>> begin Rows

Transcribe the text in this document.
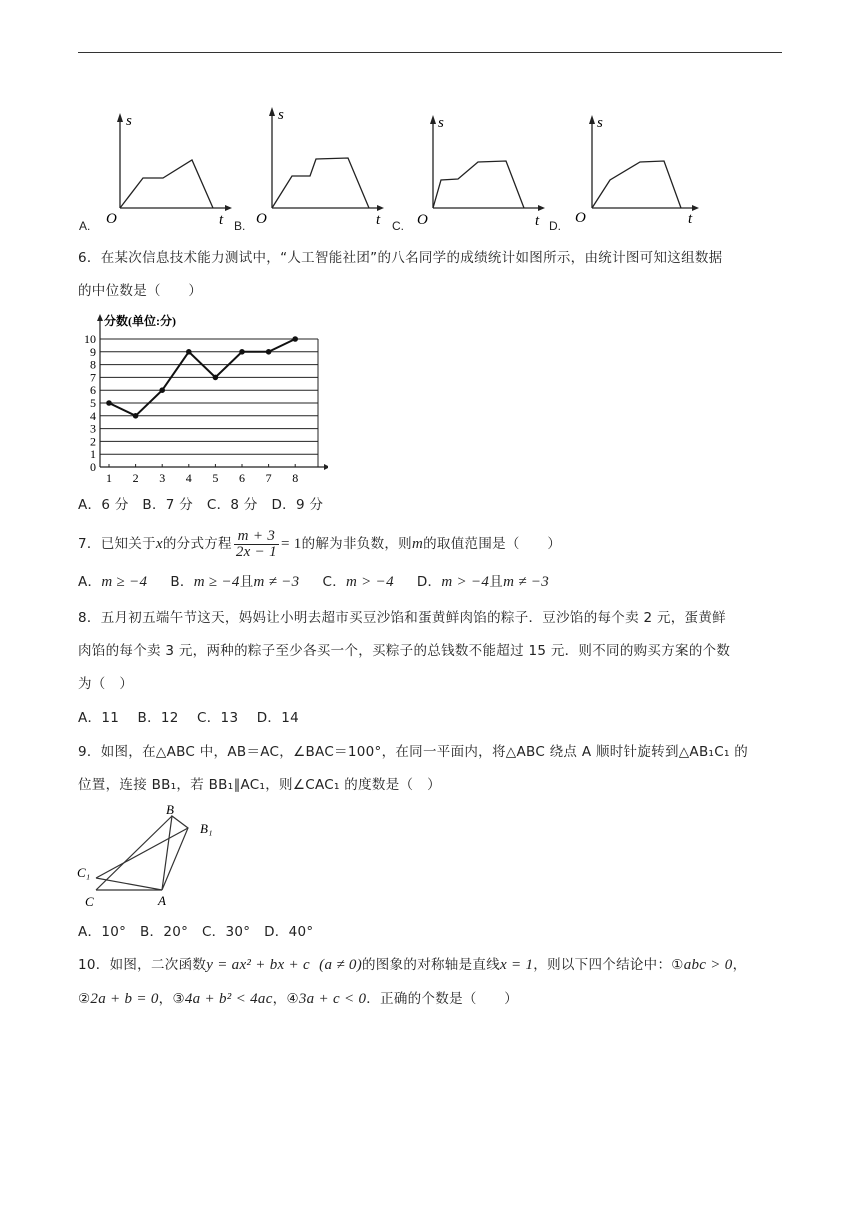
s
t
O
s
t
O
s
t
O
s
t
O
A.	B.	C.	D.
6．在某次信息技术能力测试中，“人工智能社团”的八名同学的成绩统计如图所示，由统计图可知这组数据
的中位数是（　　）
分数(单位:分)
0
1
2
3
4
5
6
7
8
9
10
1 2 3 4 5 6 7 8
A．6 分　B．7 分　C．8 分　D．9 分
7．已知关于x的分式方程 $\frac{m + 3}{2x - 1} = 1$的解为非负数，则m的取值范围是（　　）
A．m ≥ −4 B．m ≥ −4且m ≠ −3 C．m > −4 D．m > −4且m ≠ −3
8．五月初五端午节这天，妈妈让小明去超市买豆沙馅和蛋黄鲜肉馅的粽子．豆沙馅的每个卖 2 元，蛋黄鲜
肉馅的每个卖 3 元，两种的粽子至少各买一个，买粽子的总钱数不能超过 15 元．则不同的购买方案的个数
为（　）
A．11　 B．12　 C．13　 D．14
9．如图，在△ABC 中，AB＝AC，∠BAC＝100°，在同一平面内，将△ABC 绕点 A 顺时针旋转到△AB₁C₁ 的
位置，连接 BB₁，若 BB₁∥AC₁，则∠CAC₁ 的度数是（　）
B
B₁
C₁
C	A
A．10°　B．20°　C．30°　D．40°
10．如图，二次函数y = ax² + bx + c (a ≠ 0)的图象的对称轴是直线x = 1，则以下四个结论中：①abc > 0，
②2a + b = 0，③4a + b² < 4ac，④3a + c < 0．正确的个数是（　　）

>> end Rows

* [Exercise description]
Pictures in the records should not appear in your copy, but everything else must be transcribed exactly.

* [Task solution]
Transcribe the text in this document.
s
t
O
s
t
O
s
t
O
s
t
O
A.	B.	C.	D.
6．在某次信息技术能力测试中，“人工智能社团”的八名同学的成绩统计如图所示，由统计图可知这组数据
的中位数是（　　）
分数(单位:分)
0
1
2
3
4
5
6
7
8
9
10
1 2 3 4 5 6 7 8
A．6 分　B．7 分　C．8 分　D．9 分
7．已知关于x的分式方程 $\frac{m + 3}{2x - 1} = 1$的解为非负数，则m的取值范围是（　　）
A．m ≥ −4 B．m ≥ −4且m ≠ −3 C．m > −4 D．m > −4且m ≠ −3
8．五月初五端午节这天，妈妈让小明去超市买豆沙馅和蛋黄鲜肉馅的粽子．豆沙馅的每个卖 2 元，蛋黄鲜
肉馅的每个卖 3 元，两种的粽子至少各买一个，买粽子的总钱数不能超过 15 元．则不同的购买方案的个数
为（　）
A．11　 B．12　 C．13　 D．14
9．如图，在△ABC 中，AB＝AC，∠BAC＝100°，在同一平面内，将△ABC 绕点 A 顺时针旋转到△AB₁C₁ 的
位置，连接 BB₁，若 BB₁∥AC₁，则∠CAC₁ 的度数是（　）
B
B₁
C₁
C	A
A．10°　B．20°　C．30°　D．40°
10．如图，二次函数y = ax² + bx + c (a ≠ 0)的图象的对称轴是直线x = 1，则以下四个结论中：①abc > 0，
②2a + b = 0，③4a + b² < 4ac，④3a + c < 0．正确的个数是（　　）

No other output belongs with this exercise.